__Problem__: Pictures are not part of the copy; repeat everything else in the records exactly.

-------- Data entries

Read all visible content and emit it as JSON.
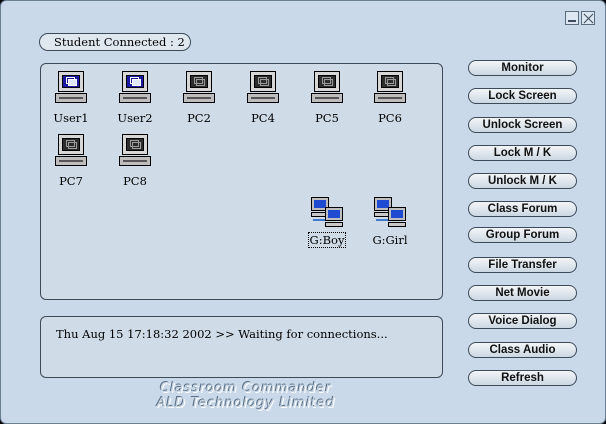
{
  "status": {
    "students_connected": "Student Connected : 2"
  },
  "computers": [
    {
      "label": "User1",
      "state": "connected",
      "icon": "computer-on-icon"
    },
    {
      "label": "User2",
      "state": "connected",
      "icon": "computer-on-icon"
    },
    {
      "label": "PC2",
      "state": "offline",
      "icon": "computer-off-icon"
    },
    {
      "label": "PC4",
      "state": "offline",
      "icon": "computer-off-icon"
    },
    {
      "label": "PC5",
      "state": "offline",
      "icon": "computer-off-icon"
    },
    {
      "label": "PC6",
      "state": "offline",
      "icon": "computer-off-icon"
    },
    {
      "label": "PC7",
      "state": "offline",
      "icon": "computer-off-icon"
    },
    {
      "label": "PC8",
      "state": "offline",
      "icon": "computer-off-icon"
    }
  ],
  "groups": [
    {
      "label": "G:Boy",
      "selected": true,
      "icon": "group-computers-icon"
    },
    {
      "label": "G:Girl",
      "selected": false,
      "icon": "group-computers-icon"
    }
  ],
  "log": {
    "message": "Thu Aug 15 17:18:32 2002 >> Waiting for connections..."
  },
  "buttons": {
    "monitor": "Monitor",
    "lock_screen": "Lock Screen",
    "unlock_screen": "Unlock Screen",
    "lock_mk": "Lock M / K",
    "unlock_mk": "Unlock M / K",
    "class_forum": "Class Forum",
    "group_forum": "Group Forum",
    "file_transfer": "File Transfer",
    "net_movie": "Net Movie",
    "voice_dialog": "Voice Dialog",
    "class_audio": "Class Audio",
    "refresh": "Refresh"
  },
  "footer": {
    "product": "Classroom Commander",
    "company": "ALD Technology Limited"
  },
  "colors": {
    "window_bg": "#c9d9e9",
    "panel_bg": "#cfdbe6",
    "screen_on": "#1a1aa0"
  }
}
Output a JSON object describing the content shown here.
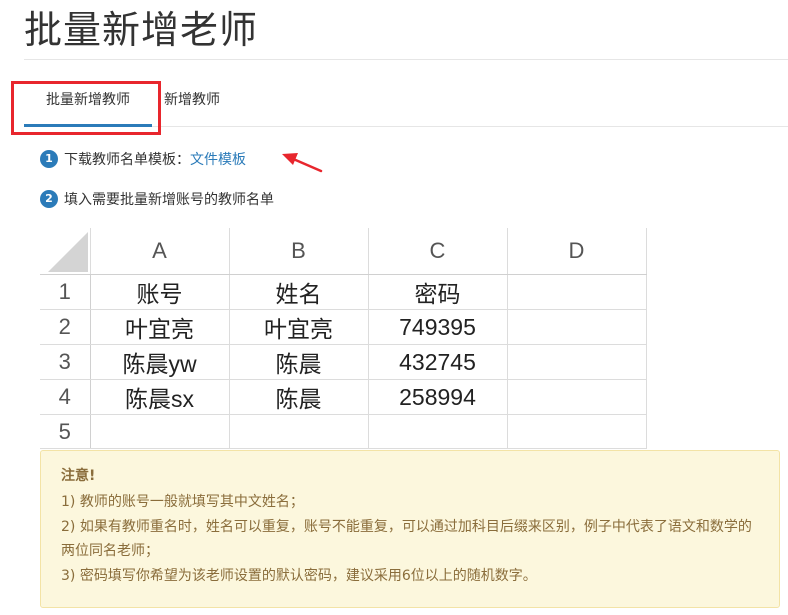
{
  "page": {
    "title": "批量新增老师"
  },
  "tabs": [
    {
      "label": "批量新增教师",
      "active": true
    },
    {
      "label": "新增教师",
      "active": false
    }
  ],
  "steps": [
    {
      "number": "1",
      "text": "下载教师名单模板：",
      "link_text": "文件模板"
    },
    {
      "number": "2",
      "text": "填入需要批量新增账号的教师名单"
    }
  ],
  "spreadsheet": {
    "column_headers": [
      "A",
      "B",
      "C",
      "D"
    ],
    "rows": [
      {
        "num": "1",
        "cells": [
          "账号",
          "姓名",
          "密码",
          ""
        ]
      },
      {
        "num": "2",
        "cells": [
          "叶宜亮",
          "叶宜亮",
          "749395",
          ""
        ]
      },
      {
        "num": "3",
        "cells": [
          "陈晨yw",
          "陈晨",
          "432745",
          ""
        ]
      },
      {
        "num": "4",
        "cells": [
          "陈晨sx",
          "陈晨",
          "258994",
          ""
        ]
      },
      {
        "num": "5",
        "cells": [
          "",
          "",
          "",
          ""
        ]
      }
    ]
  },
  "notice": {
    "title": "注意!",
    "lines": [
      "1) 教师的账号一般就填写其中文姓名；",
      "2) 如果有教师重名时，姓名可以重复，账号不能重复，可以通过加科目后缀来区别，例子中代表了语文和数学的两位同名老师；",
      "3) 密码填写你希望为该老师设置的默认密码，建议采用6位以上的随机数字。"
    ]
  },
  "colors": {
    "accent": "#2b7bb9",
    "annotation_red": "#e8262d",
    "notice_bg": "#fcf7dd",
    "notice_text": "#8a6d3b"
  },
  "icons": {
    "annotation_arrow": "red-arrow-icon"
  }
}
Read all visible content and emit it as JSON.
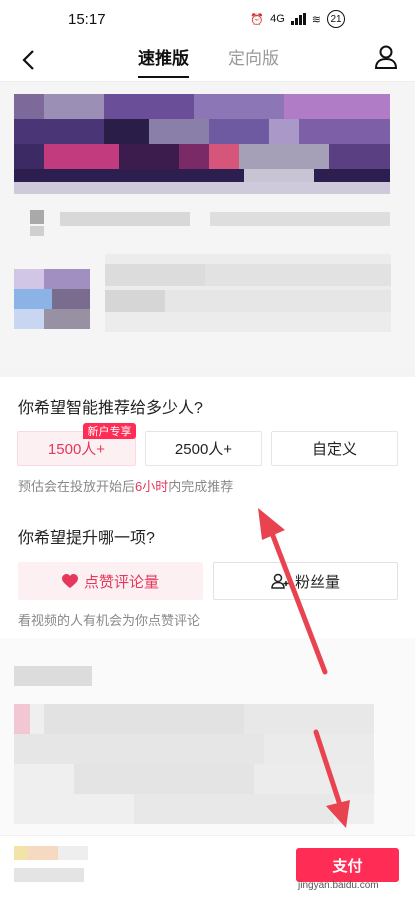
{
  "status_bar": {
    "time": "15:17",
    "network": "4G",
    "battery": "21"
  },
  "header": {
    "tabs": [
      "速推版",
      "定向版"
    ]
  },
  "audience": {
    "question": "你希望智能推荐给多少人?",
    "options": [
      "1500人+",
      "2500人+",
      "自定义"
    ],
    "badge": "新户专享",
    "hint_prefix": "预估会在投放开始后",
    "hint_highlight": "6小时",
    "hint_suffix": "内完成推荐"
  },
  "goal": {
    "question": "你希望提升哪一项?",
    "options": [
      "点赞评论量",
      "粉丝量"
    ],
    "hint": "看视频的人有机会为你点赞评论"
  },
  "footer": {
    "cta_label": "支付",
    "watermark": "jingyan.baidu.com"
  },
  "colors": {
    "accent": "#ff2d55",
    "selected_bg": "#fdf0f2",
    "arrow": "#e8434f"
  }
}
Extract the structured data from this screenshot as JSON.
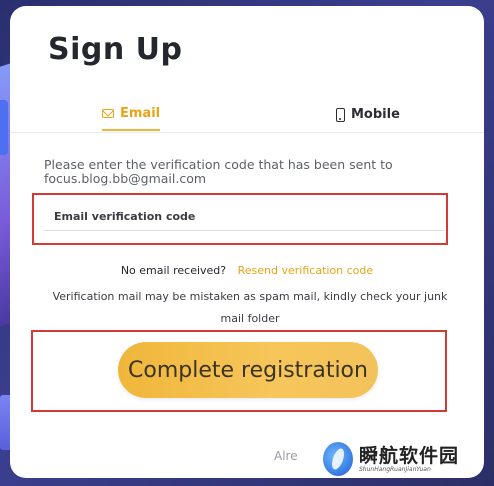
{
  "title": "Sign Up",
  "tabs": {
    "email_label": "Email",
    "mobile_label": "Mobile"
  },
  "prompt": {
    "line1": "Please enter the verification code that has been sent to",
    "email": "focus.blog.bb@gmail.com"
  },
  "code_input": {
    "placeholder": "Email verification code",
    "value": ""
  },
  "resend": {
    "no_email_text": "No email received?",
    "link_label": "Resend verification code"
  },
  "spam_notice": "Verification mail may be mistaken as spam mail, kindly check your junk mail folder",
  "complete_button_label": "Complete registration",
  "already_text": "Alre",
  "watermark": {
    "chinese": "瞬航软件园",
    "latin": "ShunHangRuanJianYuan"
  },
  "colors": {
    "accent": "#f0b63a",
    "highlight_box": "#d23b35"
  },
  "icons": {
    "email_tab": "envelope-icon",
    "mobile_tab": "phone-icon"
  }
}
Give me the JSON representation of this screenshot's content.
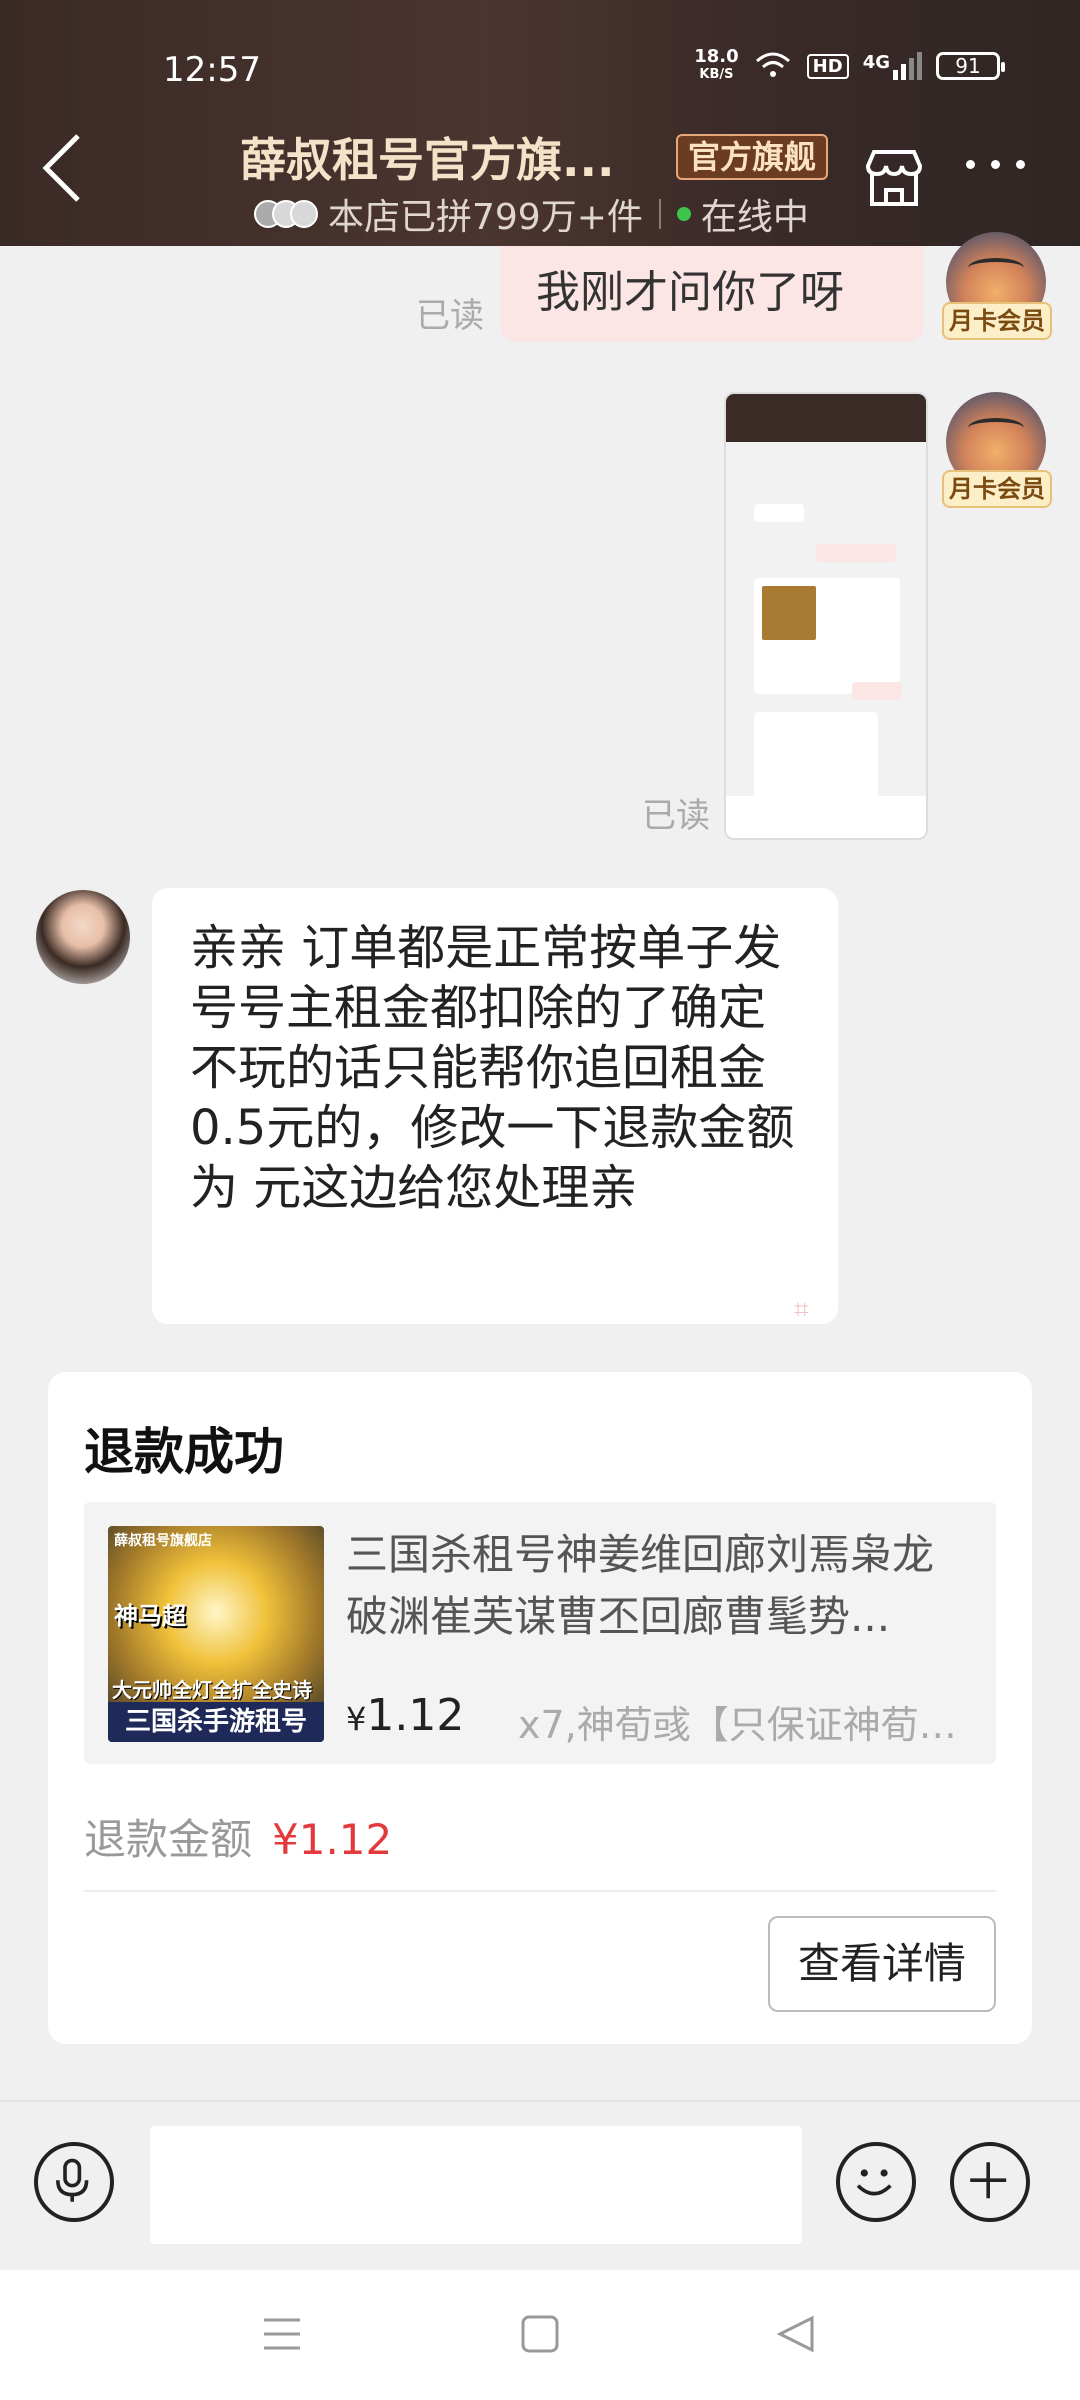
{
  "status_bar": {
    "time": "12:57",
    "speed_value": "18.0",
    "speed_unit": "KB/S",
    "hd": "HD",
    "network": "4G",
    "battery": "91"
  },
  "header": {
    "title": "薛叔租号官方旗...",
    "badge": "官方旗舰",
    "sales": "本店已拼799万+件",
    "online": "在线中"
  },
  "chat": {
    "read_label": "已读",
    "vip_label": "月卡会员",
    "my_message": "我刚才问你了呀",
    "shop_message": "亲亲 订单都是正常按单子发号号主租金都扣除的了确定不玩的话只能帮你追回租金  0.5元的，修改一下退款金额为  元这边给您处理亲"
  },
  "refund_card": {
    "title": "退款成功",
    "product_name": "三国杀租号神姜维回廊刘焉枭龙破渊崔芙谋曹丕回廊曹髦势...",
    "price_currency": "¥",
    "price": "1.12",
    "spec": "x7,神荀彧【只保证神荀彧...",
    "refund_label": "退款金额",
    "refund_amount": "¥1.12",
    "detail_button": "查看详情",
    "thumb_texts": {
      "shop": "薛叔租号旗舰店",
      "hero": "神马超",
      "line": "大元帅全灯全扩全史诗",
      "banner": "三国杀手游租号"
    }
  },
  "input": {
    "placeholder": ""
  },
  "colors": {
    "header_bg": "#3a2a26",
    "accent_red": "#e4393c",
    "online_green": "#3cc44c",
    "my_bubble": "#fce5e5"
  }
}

----------------

__Task response__:
Read all visible content and emit it as JSON.
{
  "status": {
    "students_connected": "Student Connected : 2"
  },
  "computers": [
    {
      "label": "User1",
      "state": "connected",
      "icon": "computer-on-icon"
    },
    {
      "label": "User2",
      "state": "connected",
      "icon": "computer-on-icon"
    },
    {
      "label": "PC2",
      "state": "offline",
      "icon": "computer-off-icon"
    },
    {
      "label": "PC4",
      "state": "offline",
      "icon": "computer-off-icon"
    },
    {
      "label": "PC5",
      "state": "offline",
      "icon": "computer-off-icon"
    },
    {
      "label": "PC6",
      "state": "offline",
      "icon": "computer-off-icon"
    },
    {
      "label": "PC7",
      "state": "offline",
      "icon": "computer-off-icon"
    },
    {
      "label": "PC8",
      "state": "offline",
      "icon": "computer-off-icon"
    }
  ],
  "groups": [
    {
      "label": "G:Boy",
      "selected": true,
      "icon": "group-computers-icon"
    },
    {
      "label": "G:Girl",
      "selected": false,
      "icon": "group-computers-icon"
    }
  ],
  "log": {
    "message": "Thu Aug 15 17:18:32 2002 >> Waiting for connections..."
  },
  "buttons": {
    "monitor": "Monitor",
    "lock_screen": "Lock Screen",
    "unlock_screen": "Unlock Screen",
    "lock_mk": "Lock M / K",
    "unlock_mk": "Unlock M / K",
    "class_forum": "Class Forum",
    "group_forum": "Group Forum",
    "file_transfer": "File Transfer",
    "net_movie": "Net Movie",
    "voice_dialog": "Voice Dialog",
    "class_audio": "Class Audio",
    "refresh": "Refresh"
  },
  "footer": {
    "product": "Classroom Commander",
    "company": "ALD Technology Limited"
  },
  "colors": {
    "window_bg": "#c9d9e9",
    "panel_bg": "#cfdbe6",
    "screen_on": "#1a1aa0"
  }
}
Output a JSON object describing the content shown here.
{
  "page": {
    "title": "批量新增老师"
  },
  "tabs": [
    {
      "label": "批量新增教师",
      "active": true
    },
    {
      "label": "新增教师",
      "active": false
    }
  ],
  "steps": [
    {
      "number": "1",
      "text": "下载教师名单模板：",
      "link_text": "文件模板"
    },
    {
      "number": "2",
      "text": "填入需要批量新增账号的教师名单"
    }
  ],
  "spreadsheet": {
    "column_headers": [
      "A",
      "B",
      "C",
      "D"
    ],
    "rows": [
      {
        "num": "1",
        "cells": [
          "账号",
          "姓名",
          "密码",
          ""
        ]
      },
      {
        "num": "2",
        "cells": [
          "叶宜亮",
          "叶宜亮",
          "749395",
          ""
        ]
      },
      {
        "num": "3",
        "cells": [
          "陈晨yw",
          "陈晨",
          "432745",
          ""
        ]
      },
      {
        "num": "4",
        "cells": [
          "陈晨sx",
          "陈晨",
          "258994",
          ""
        ]
      },
      {
        "num": "5",
        "cells": [
          "",
          "",
          "",
          ""
        ]
      }
    ]
  },
  "notice": {
    "title": "注意!",
    "lines": [
      "1) 教师的账号一般就填写其中文姓名；",
      "2) 如果有教师重名时，姓名可以重复，账号不能重复，可以通过加科目后缀来区别，例子中代表了语文和数学的两位同名老师；",
      "3) 密码填写你希望为该老师设置的默认密码，建议采用6位以上的随机数字。"
    ]
  },
  "colors": {
    "accent": "#2b7bb9",
    "annotation_red": "#e8262d",
    "notice_bg": "#fcf7dd",
    "notice_text": "#8a6d3b"
  },
  "icons": {
    "annotation_arrow": "red-arrow-icon"
  }
}
Read all visible content and emit it as JSON.
{
  "status_bar": {
    "time": "15:17",
    "network": "4G",
    "battery": "21"
  },
  "header": {
    "tabs": [
      "速推版",
      "定向版"
    ]
  },
  "audience": {
    "question": "你希望智能推荐给多少人?",
    "options": [
      "1500人+",
      "2500人+",
      "自定义"
    ],
    "badge": "新户专享",
    "hint_prefix": "预估会在投放开始后",
    "hint_highlight": "6小时",
    "hint_suffix": "内完成推荐"
  },
  "goal": {
    "question": "你希望提升哪一项?",
    "options": [
      "点赞评论量",
      "粉丝量"
    ],
    "hint": "看视频的人有机会为你点赞评论"
  },
  "footer": {
    "cta_label": "支付",
    "watermark": "jingyan.baidu.com"
  },
  "colors": {
    "accent": "#ff2d55",
    "selected_bg": "#fdf0f2",
    "arrow": "#e8434f"
  }
}
Extract the structured data from this screenshot as JSON.
{
  "title": "Sign Up",
  "tabs": {
    "email_label": "Email",
    "mobile_label": "Mobile"
  },
  "prompt": {
    "line1": "Please enter the verification code that has been sent to",
    "email": "focus.blog.bb@gmail.com"
  },
  "code_input": {
    "placeholder": "Email verification code",
    "value": ""
  },
  "resend": {
    "no_email_text": "No email received?",
    "link_label": "Resend verification code"
  },
  "spam_notice": "Verification mail may be mistaken as spam mail, kindly check your junk mail folder",
  "complete_button_label": "Complete registration",
  "already_text": "Alre",
  "watermark": {
    "chinese": "瞬航软件园",
    "latin": "ShunHangRuanJianYuan"
  },
  "colors": {
    "accent": "#f0b63a",
    "highlight_box": "#d23b35"
  },
  "icons": {
    "email_tab": "envelope-icon",
    "mobile_tab": "phone-icon"
  }
}
Give me the JSON representation of this screenshot's content.
{
  "status_bar": {
    "time": "12:57",
    "speed_value": "18.0",
    "speed_unit": "KB/S",
    "hd": "HD",
    "network": "4G",
    "battery": "91"
  },
  "header": {
    "title": "薛叔租号官方旗...",
    "badge": "官方旗舰",
    "sales": "本店已拼799万+件",
    "online": "在线中"
  },
  "chat": {
    "read_label": "已读",
    "vip_label": "月卡会员",
    "my_message": "我刚才问你了呀",
    "shop_message": "亲亲 订单都是正常按单子发号号主租金都扣除的了确定不玩的话只能帮你追回租金  0.5元的，修改一下退款金额为  元这边给您处理亲"
  },
  "refund_card": {
    "title": "退款成功",
    "product_name": "三国杀租号神姜维回廊刘焉枭龙破渊崔芙谋曹丕回廊曹髦势...",
    "price_currency": "¥",
    "price": "1.12",
    "spec": "x7,神荀彧【只保证神荀彧...",
    "refund_label": "退款金额",
    "refund_amount": "¥1.12",
    "detail_button": "查看详情",
    "thumb_texts": {
      "shop": "薛叔租号旗舰店",
      "hero": "神马超",
      "line": "大元帅全灯全扩全史诗",
      "banner": "三国杀手游租号"
    }
  },
  "input": {
    "placeholder": ""
  },
  "colors": {
    "header_bg": "#3a2a26",
    "accent_red": "#e4393c",
    "online_green": "#3cc44c",
    "my_bubble": "#fce5e5"
  }
}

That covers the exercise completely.